━━━ Given records

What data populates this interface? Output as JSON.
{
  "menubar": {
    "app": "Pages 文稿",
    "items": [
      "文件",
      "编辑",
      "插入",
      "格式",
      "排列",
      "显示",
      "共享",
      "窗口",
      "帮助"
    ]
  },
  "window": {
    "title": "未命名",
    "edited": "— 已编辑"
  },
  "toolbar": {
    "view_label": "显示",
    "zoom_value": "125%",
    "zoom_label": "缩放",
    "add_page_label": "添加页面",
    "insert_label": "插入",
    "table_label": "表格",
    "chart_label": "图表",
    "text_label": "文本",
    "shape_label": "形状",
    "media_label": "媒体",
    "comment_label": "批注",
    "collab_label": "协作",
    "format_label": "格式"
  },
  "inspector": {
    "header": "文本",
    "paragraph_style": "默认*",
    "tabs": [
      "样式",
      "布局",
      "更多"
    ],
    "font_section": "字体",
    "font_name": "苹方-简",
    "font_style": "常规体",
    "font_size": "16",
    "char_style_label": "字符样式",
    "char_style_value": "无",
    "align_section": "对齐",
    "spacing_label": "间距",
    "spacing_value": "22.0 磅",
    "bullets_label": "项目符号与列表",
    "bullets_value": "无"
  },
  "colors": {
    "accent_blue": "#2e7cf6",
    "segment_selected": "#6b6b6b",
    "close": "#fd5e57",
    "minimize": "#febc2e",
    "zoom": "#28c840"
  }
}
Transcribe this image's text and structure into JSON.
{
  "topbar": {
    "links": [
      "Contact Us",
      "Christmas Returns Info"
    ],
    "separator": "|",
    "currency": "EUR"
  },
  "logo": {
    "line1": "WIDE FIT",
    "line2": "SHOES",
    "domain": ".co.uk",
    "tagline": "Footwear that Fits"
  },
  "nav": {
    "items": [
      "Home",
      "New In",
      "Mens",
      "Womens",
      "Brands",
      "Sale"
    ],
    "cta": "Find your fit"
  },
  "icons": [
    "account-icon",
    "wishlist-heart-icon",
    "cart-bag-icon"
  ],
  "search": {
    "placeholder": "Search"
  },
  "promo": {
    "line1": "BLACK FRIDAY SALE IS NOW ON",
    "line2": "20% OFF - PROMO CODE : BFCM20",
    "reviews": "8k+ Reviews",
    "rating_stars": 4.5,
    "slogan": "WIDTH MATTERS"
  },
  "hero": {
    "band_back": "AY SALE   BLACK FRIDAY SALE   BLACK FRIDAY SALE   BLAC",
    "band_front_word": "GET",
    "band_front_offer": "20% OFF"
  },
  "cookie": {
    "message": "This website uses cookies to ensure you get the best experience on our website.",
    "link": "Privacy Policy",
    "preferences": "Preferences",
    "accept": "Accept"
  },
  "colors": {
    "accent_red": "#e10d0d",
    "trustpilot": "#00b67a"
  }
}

━━━━━━

Work to be completed
Print out every entry, keeping each one exact.

Solution to the exercise
What data populates this interface? Output as JSON.
{
  "menubar": {
    "app": "Pages 文稿",
    "items": [
      "文件",
      "编辑",
      "插入",
      "格式",
      "排列",
      "显示",
      "共享",
      "窗口",
      "帮助"
    ]
  },
  "window": {
    "title": "未命名",
    "edited": "— 已编辑"
  },
  "toolbar": {
    "view_label": "显示",
    "zoom_value": "125%",
    "zoom_label": "缩放",
    "add_page_label": "添加页面",
    "insert_label": "插入",
    "table_label": "表格",
    "chart_label": "图表",
    "text_label": "文本",
    "shape_label": "形状",
    "media_label": "媒体",
    "comment_label": "批注",
    "collab_label": "协作",
    "format_label": "格式"
  },
  "inspector": {
    "header": "文本",
    "paragraph_style": "默认*",
    "tabs": [
      "样式",
      "布局",
      "更多"
    ],
    "font_section": "字体",
    "font_name": "苹方-简",
    "font_style": "常规体",
    "font_size": "16",
    "char_style_label": "字符样式",
    "char_style_value": "无",
    "align_section": "对齐",
    "spacing_label": "间距",
    "spacing_value": "22.0 磅",
    "bullets_label": "项目符号与列表",
    "bullets_value": "无"
  },
  "colors": {
    "accent_blue": "#2e7cf6",
    "segment_selected": "#6b6b6b",
    "close": "#fd5e57",
    "minimize": "#febc2e",
    "zoom": "#28c840"
  }
}
Transcribe this image's text and structure into JSON.
{
  "topbar": {
    "links": [
      "Contact Us",
      "Christmas Returns Info"
    ],
    "separator": "|",
    "currency": "EUR"
  },
  "logo": {
    "line1": "WIDE FIT",
    "line2": "SHOES",
    "domain": ".co.uk",
    "tagline": "Footwear that Fits"
  },
  "nav": {
    "items": [
      "Home",
      "New In",
      "Mens",
      "Womens",
      "Brands",
      "Sale"
    ],
    "cta": "Find your fit"
  },
  "icons": [
    "account-icon",
    "wishlist-heart-icon",
    "cart-bag-icon"
  ],
  "search": {
    "placeholder": "Search"
  },
  "promo": {
    "line1": "BLACK FRIDAY SALE IS NOW ON",
    "line2": "20% OFF - PROMO CODE : BFCM20",
    "reviews": "8k+ Reviews",
    "rating_stars": 4.5,
    "slogan": "WIDTH MATTERS"
  },
  "hero": {
    "band_back": "AY SALE   BLACK FRIDAY SALE   BLACK FRIDAY SALE   BLAC",
    "band_front_word": "GET",
    "band_front_offer": "20% OFF"
  },
  "cookie": {
    "message": "This website uses cookies to ensure you get the best experience on our website.",
    "link": "Privacy Policy",
    "preferences": "Preferences",
    "accept": "Accept"
  },
  "colors": {
    "accent_red": "#e10d0d",
    "trustpilot": "#00b67a"
  }
}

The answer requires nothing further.